◆ **WORK INSTRUCTION**
Do the following statements agree with the text on Event Match Quality? For each one, answer yes or no and quote the exact words that decide it.
1. In the case study, the score for Lead events rose from 6.2 to 7.3.
2. The Event Match Quality score reflects the quality of the Server to Server setup.
3. In the case study, the hashed phone number was already being sent before the change.

In Summary, You need to understand if its actually possible to improve
After having set up your Server Side events, you will start seeing numbers or labels in the column “Event match quality”. These represent how effective the customer information parameters sent from your server may be at matching with Meta’s own database. Stakeholders will often question why these seem low and what steps are required to improve them.

There are numerous benefits to having a high Event Match Quality score, including seeing more conversions. But this is where the information can be a bit confusing, as the score does not reflect the quality of your Server to Server set up.
How is Event Match Quality Calculated?
To improve we first need to understand how it’s calculated, which is a closely guarded secret by Meta, but they do give us a general idea of what variables make up its score.

If we want to improve the score we need to focus on sending back the three parameters with the highest impact, including Hashed Email, Client IP, and Hashed Phone number.
However not all events can be improved. The data is required when the event takes place, but these parameters will only be available on some events. If we really want to improve the score we must first understand which ones can’t be improved.
Example: PageView event
A PageView event will fire on all pages. Unless your website requires the users to always be logged in, then an email or phone number will likely not be available to use. And you will be limited to only using the IP address (In the example above, this is the the first event with a score of 3.9).
Example: Lead event
A Lead event will fire when a user submits a form or books a call, we will likely be capturing an email, phone number, name and last name. Here there are a lot more opportunities to improve the score since the data is available to use (albeit we need to first transform it).
Case Study
We set out to improve the “Event match quality” score for a client on Lead events. The form contained an email and a phone number.
The hashed email was already being sent, so to get the biggest impact we added the hashed phone number.
What was the impact?
After this deployment we saw an increase from 6.2 to 7.3


Final Thoughts
It’s easy to associate the Event match quality score with the quality of the Server to Server implementation. Stakeholders must be assured that these scores only reflect the quality of the user data being received, and not all can be improved due to the nature of the event.

◆ **DATA**
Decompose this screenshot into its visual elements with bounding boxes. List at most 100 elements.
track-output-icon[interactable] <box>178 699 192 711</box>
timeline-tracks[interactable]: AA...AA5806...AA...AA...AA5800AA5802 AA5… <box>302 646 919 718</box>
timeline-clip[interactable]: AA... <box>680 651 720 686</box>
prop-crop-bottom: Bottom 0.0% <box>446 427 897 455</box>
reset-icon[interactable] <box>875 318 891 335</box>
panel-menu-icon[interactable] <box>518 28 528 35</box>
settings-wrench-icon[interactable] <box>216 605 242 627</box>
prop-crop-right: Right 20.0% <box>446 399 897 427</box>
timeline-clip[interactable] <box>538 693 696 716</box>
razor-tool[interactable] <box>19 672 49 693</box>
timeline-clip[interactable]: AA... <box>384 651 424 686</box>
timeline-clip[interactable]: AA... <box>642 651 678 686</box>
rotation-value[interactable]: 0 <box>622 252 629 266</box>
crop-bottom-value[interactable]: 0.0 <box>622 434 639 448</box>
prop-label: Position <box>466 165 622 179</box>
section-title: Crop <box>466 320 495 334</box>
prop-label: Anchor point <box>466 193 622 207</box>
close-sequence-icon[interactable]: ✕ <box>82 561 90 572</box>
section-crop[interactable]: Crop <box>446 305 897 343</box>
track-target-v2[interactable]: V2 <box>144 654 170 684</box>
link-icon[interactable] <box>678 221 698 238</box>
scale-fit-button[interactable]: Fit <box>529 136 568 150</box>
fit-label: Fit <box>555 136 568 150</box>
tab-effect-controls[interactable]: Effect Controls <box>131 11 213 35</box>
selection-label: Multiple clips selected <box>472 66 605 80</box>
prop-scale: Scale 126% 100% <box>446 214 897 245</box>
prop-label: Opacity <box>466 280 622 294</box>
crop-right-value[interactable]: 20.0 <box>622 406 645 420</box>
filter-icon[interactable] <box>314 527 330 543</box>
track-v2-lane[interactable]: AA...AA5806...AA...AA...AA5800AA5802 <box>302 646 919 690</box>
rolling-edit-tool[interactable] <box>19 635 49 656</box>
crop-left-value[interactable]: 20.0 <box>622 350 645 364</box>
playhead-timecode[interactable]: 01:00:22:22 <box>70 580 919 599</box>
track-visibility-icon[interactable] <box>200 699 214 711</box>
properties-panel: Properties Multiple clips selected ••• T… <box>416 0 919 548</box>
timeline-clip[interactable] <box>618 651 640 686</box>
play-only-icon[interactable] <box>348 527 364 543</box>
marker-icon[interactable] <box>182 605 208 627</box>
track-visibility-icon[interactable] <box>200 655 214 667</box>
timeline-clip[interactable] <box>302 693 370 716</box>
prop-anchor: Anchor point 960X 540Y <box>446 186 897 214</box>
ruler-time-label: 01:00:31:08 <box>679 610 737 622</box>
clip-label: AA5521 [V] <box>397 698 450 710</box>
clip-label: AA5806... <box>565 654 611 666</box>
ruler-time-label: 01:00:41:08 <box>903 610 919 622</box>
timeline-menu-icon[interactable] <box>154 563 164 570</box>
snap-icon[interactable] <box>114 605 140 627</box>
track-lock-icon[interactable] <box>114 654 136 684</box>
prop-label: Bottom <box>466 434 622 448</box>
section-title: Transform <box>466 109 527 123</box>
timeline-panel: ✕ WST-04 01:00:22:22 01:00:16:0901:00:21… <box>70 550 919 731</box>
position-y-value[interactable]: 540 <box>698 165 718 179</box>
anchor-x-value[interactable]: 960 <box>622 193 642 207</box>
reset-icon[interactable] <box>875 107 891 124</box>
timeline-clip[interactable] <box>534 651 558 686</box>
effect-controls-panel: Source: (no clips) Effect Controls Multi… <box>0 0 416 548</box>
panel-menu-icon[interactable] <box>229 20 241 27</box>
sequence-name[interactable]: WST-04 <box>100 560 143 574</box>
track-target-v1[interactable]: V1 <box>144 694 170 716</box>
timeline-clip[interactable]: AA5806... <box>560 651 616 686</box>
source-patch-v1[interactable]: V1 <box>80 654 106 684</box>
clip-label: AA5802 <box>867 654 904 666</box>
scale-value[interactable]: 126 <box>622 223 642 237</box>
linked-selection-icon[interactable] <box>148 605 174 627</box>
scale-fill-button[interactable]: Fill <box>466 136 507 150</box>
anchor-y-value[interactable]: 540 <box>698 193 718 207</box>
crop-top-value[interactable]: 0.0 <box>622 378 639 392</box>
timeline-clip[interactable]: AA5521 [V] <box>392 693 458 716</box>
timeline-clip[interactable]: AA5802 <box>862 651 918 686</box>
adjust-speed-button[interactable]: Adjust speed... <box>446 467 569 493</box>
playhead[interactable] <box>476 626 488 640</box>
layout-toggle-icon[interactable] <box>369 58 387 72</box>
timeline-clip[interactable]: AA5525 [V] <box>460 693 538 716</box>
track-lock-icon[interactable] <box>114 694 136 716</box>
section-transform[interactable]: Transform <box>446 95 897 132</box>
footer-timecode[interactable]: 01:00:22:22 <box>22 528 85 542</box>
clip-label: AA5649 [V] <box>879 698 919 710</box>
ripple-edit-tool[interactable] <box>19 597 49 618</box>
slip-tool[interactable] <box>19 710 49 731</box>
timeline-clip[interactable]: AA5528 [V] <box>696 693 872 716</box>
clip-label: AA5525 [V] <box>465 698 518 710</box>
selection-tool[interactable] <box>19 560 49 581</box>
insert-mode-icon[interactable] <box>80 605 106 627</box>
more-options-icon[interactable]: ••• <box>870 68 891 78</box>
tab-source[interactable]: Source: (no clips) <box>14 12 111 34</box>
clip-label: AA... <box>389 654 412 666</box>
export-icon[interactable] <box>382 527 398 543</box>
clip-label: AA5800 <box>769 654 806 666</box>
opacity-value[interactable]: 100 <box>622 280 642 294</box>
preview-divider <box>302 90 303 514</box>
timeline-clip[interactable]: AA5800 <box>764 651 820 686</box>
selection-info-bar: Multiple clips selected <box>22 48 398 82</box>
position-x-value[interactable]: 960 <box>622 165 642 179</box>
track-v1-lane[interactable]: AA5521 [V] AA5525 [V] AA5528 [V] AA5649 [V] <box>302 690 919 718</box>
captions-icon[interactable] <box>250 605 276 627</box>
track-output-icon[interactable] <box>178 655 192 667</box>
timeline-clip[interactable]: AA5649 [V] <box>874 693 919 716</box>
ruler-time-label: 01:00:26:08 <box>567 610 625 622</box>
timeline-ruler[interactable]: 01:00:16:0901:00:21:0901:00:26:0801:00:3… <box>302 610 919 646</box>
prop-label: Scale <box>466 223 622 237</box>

◆ **SOLUTION TO THIS TASK**
1. Yes: "After this deployment we saw an increase from 6.2 to 7.3"
2. No: "the score does not reflect the quality of your Server to Server set up."
3. No: "The hashed email was already being sent, so to get the biggest impact we added the hashed phone number."